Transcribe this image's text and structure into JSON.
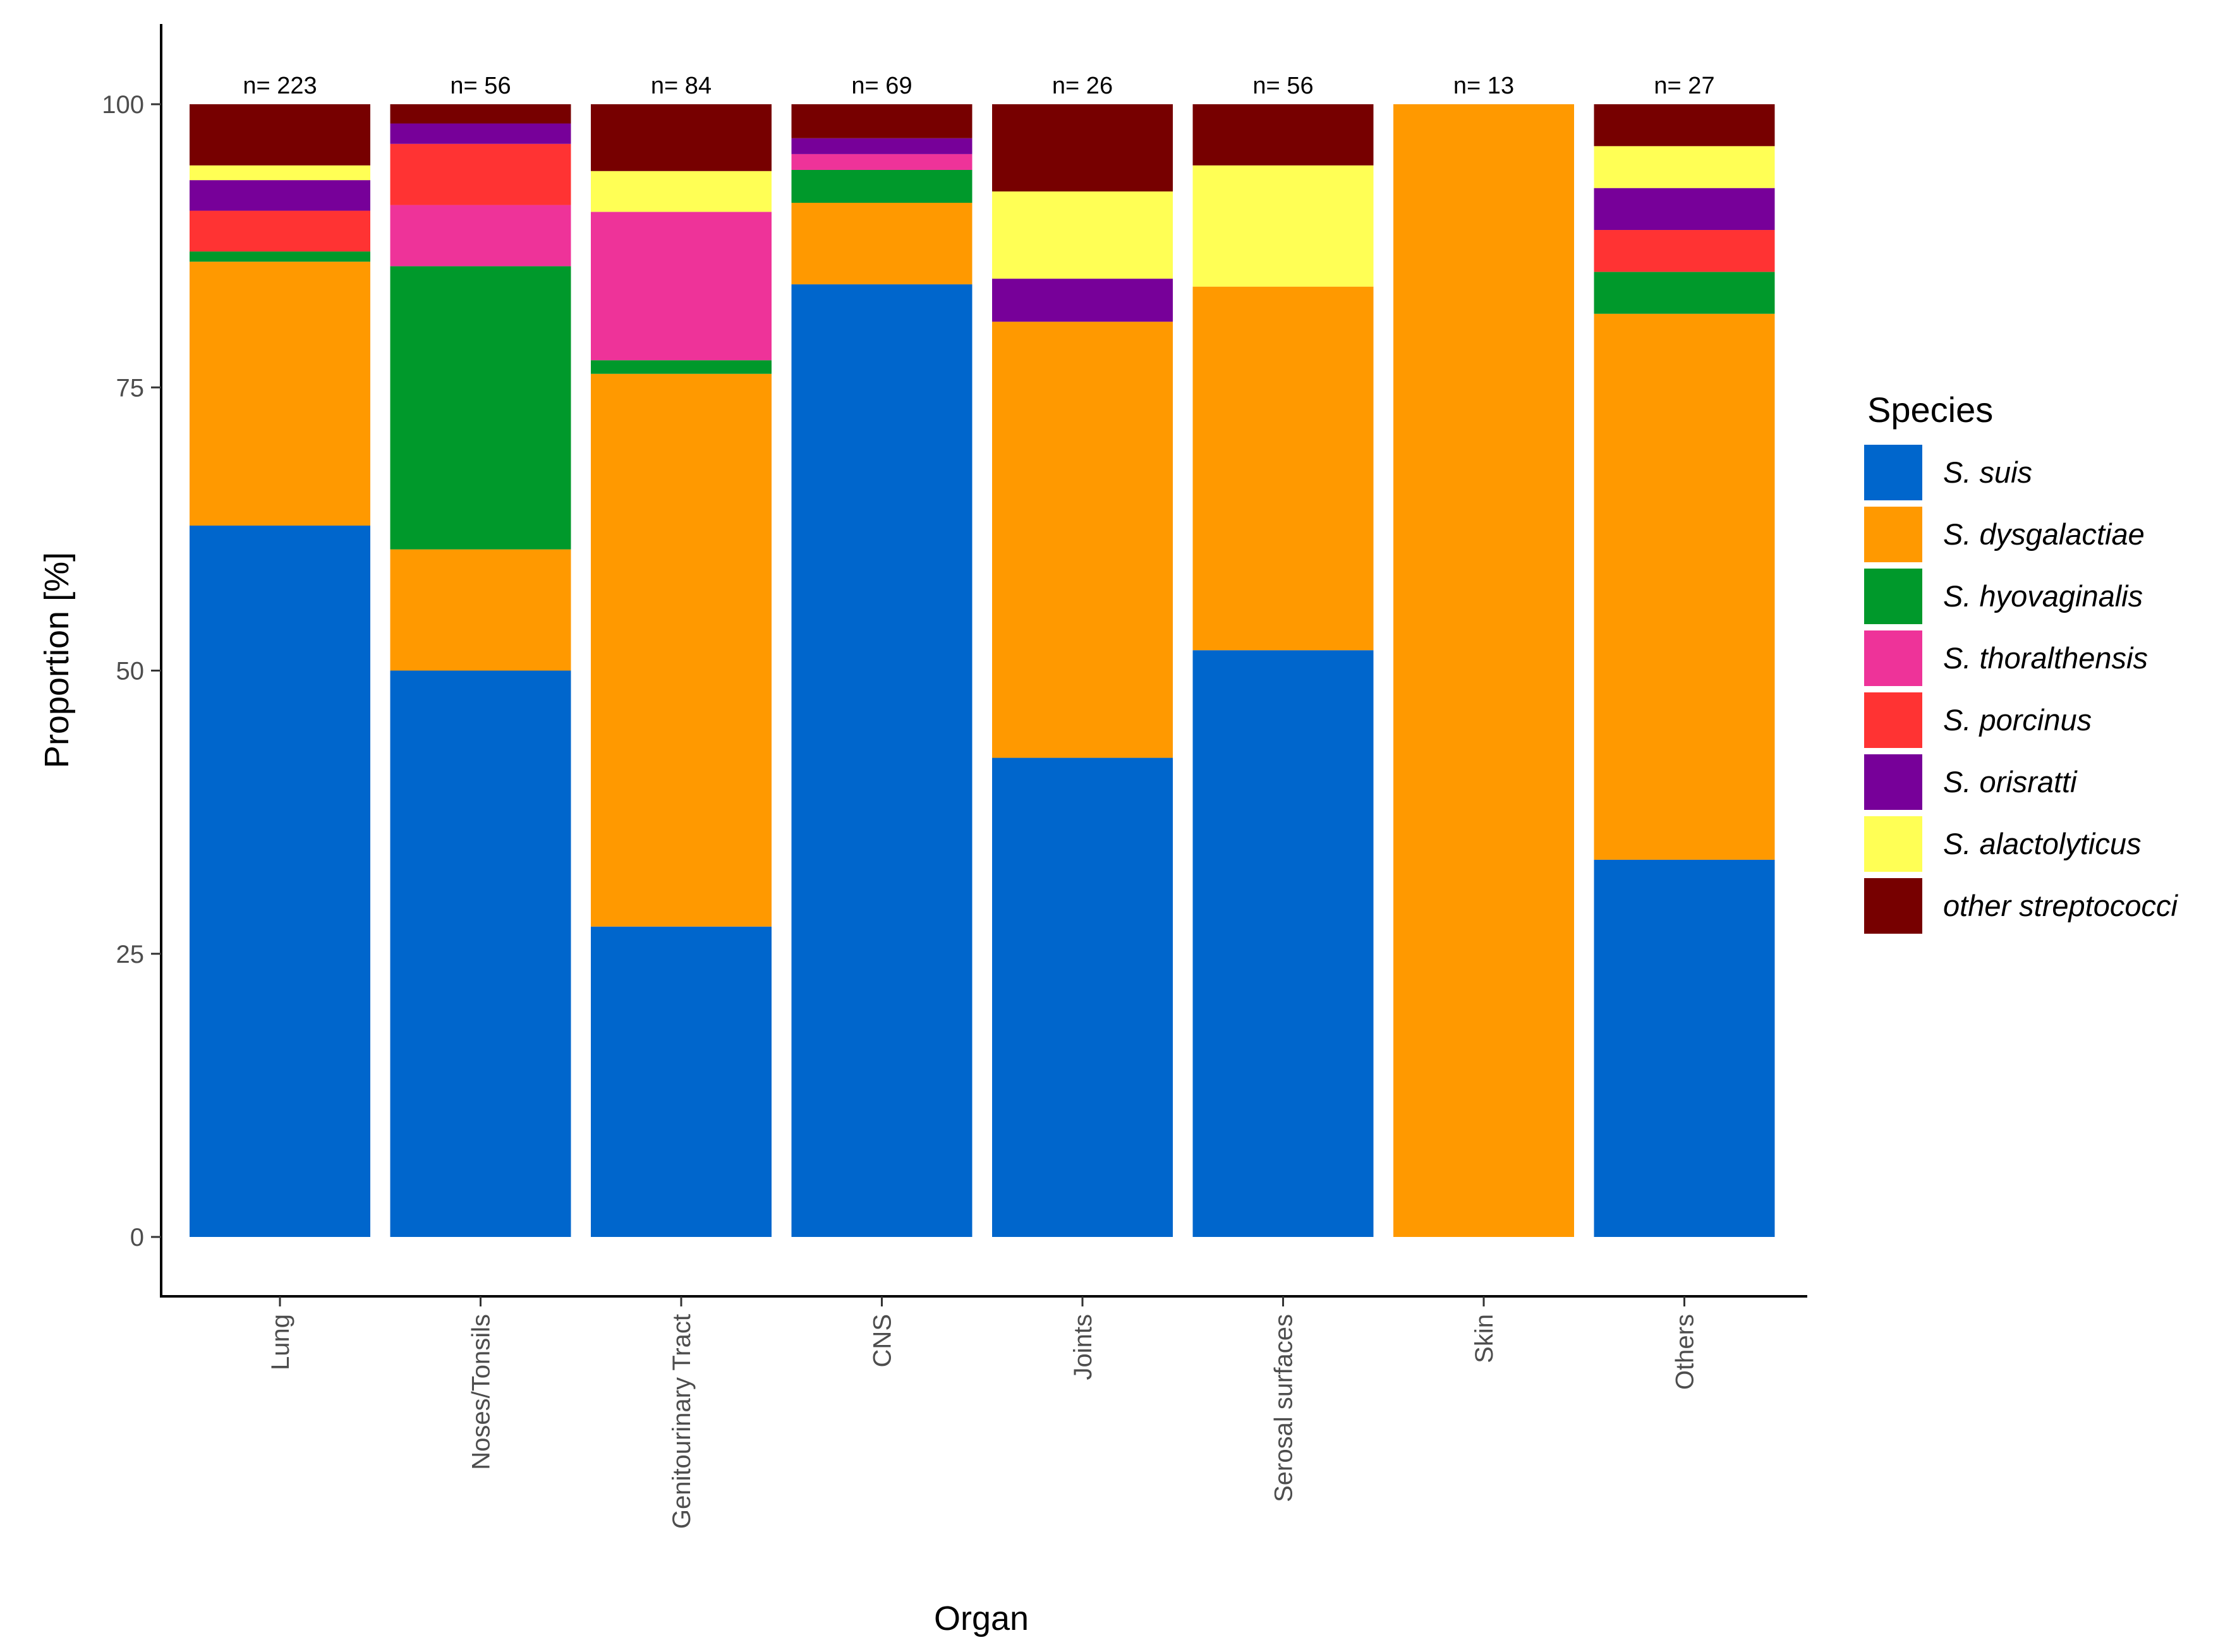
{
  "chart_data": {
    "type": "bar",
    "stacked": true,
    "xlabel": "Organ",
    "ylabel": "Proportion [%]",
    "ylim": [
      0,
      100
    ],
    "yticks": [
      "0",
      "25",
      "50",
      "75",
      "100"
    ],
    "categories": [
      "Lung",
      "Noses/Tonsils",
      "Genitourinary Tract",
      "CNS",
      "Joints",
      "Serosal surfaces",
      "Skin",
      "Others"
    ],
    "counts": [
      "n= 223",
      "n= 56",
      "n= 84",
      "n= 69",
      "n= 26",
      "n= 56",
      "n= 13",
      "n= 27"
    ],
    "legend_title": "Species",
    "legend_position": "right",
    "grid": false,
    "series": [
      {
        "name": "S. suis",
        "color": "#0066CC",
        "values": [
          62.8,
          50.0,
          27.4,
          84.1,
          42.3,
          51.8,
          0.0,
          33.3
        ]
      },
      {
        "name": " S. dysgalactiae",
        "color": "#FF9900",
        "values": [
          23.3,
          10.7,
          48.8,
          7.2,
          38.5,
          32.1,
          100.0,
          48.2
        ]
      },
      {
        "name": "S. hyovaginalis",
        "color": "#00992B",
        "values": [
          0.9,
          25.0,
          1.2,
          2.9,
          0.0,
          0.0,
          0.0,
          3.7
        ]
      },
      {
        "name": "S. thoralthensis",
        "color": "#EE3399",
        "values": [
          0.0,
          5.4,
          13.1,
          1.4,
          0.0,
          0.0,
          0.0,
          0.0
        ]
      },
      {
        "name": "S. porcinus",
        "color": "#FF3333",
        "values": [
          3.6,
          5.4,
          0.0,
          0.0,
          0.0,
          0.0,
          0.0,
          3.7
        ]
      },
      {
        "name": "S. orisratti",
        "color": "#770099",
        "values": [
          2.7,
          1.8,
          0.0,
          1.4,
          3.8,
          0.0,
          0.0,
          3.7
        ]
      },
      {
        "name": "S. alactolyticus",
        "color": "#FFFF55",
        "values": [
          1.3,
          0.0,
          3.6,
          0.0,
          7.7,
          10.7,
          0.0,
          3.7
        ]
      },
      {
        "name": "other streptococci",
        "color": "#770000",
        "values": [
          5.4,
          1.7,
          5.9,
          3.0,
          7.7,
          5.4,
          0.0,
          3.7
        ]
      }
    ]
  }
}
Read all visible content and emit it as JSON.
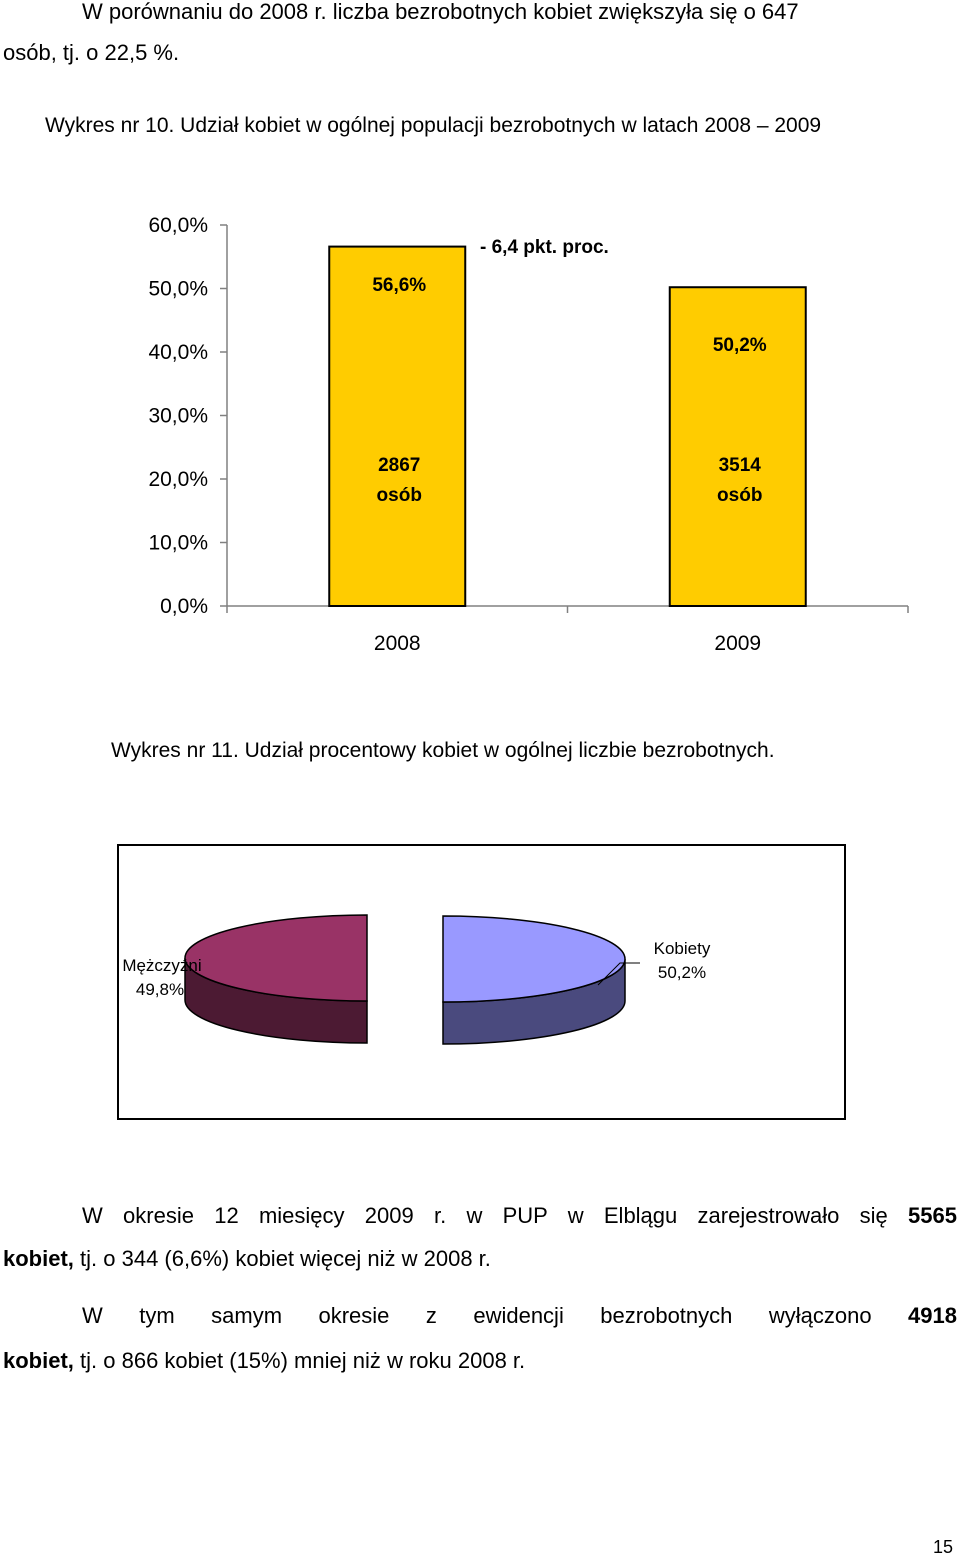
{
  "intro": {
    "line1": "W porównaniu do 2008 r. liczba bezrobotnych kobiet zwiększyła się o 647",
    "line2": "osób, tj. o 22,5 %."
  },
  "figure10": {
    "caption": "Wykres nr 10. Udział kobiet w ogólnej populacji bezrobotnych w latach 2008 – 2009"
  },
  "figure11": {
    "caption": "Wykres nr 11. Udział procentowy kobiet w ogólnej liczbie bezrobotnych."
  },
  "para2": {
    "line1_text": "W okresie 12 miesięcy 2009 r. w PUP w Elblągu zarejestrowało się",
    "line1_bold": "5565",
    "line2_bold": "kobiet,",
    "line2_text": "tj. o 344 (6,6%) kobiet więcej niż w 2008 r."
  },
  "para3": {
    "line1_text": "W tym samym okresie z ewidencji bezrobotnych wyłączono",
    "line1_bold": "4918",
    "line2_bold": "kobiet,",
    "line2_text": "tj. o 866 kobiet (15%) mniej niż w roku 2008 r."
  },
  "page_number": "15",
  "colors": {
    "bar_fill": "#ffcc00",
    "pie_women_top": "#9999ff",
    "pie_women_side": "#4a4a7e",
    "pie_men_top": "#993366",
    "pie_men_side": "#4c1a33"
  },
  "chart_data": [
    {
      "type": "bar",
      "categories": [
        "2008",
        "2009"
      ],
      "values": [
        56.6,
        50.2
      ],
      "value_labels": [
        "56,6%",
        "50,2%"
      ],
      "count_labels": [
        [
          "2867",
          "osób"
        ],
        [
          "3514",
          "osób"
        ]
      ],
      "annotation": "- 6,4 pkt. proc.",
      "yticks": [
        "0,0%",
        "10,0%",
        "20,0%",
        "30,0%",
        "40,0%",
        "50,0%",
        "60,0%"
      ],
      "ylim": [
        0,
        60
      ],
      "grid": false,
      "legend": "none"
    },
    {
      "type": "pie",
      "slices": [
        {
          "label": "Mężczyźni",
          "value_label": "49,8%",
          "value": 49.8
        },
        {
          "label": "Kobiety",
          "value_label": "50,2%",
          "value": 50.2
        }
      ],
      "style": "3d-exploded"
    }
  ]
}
■ ■ ■ ■
### Problem to solve
Make an exact copy of the data above, pictures excluded.

### Reply to the task
Transcribe this image's text and structure into JSON.
{
  "chart_data": {
    "type": "bar",
    "stacked": true,
    "xlabel": "Organ",
    "ylabel": "Proportion [%]",
    "ylim": [
      0,
      100
    ],
    "yticks": [
      "0",
      "25",
      "50",
      "75",
      "100"
    ],
    "categories": [
      "Lung",
      "Noses/Tonsils",
      "Genitourinary Tract",
      "CNS",
      "Joints",
      "Serosal surfaces",
      "Skin",
      "Others"
    ],
    "counts": [
      "n= 223",
      "n= 56",
      "n= 84",
      "n= 69",
      "n= 26",
      "n= 56",
      "n= 13",
      "n= 27"
    ],
    "legend_title": "Species",
    "legend_position": "right",
    "grid": false,
    "series": [
      {
        "name": "S. suis",
        "color": "#0066CC",
        "values": [
          62.8,
          50.0,
          27.4,
          84.1,
          42.3,
          51.8,
          0.0,
          33.3
        ]
      },
      {
        "name": " S. dysgalactiae",
        "color": "#FF9900",
        "values": [
          23.3,
          10.7,
          48.8,
          7.2,
          38.5,
          32.1,
          100.0,
          48.2
        ]
      },
      {
        "name": "S. hyovaginalis",
        "color": "#00992B",
        "values": [
          0.9,
          25.0,
          1.2,
          2.9,
          0.0,
          0.0,
          0.0,
          3.7
        ]
      },
      {
        "name": "S. thoralthensis",
        "color": "#EE3399",
        "values": [
          0.0,
          5.4,
          13.1,
          1.4,
          0.0,
          0.0,
          0.0,
          0.0
        ]
      },
      {
        "name": "S. porcinus",
        "color": "#FF3333",
        "values": [
          3.6,
          5.4,
          0.0,
          0.0,
          0.0,
          0.0,
          0.0,
          3.7
        ]
      },
      {
        "name": "S. orisratti",
        "color": "#770099",
        "values": [
          2.7,
          1.8,
          0.0,
          1.4,
          3.8,
          0.0,
          0.0,
          3.7
        ]
      },
      {
        "name": "S. alactolyticus",
        "color": "#FFFF55",
        "values": [
          1.3,
          0.0,
          3.6,
          0.0,
          7.7,
          10.7,
          0.0,
          3.7
        ]
      },
      {
        "name": "other streptococci",
        "color": "#770000",
        "values": [
          5.4,
          1.7,
          5.9,
          3.0,
          7.7,
          5.4,
          0.0,
          3.7
        ]
      }
    ]
  }
}
Read all visible content and emit it as JSON.
{
  "intro": {
    "line1": "W porównaniu do 2008 r. liczba bezrobotnych kobiet zwiększyła się o 647",
    "line2": "osób, tj. o 22,5 %."
  },
  "figure10": {
    "caption": "Wykres nr 10. Udział kobiet w ogólnej populacji bezrobotnych w latach 2008 – 2009"
  },
  "figure11": {
    "caption": "Wykres nr 11. Udział procentowy kobiet w ogólnej liczbie bezrobotnych."
  },
  "para2": {
    "line1_text": "W okresie 12 miesięcy 2009 r. w PUP w Elblągu zarejestrowało się",
    "line1_bold": "5565",
    "line2_bold": "kobiet,",
    "line2_text": "tj. o 344 (6,6%) kobiet więcej niż w 2008 r."
  },
  "para3": {
    "line1_text": "W tym samym okresie z ewidencji bezrobotnych wyłączono",
    "line1_bold": "4918",
    "line2_bold": "kobiet,",
    "line2_text": "tj. o 866 kobiet (15%) mniej niż w roku 2008 r."
  },
  "page_number": "15",
  "colors": {
    "bar_fill": "#ffcc00",
    "pie_women_top": "#9999ff",
    "pie_women_side": "#4a4a7e",
    "pie_men_top": "#993366",
    "pie_men_side": "#4c1a33"
  },
  "chart_data": [
    {
      "type": "bar",
      "categories": [
        "2008",
        "2009"
      ],
      "values": [
        56.6,
        50.2
      ],
      "value_labels": [
        "56,6%",
        "50,2%"
      ],
      "count_labels": [
        [
          "2867",
          "osób"
        ],
        [
          "3514",
          "osób"
        ]
      ],
      "annotation": "- 6,4 pkt. proc.",
      "yticks": [
        "0,0%",
        "10,0%",
        "20,0%",
        "30,0%",
        "40,0%",
        "50,0%",
        "60,0%"
      ],
      "ylim": [
        0,
        60
      ],
      "grid": false,
      "legend": "none"
    },
    {
      "type": "pie",
      "slices": [
        {
          "label": "Mężczyźni",
          "value_label": "49,8%",
          "value": 49.8
        },
        {
          "label": "Kobiety",
          "value_label": "50,2%",
          "value": 50.2
        }
      ],
      "style": "3d-exploded"
    }
  ]
}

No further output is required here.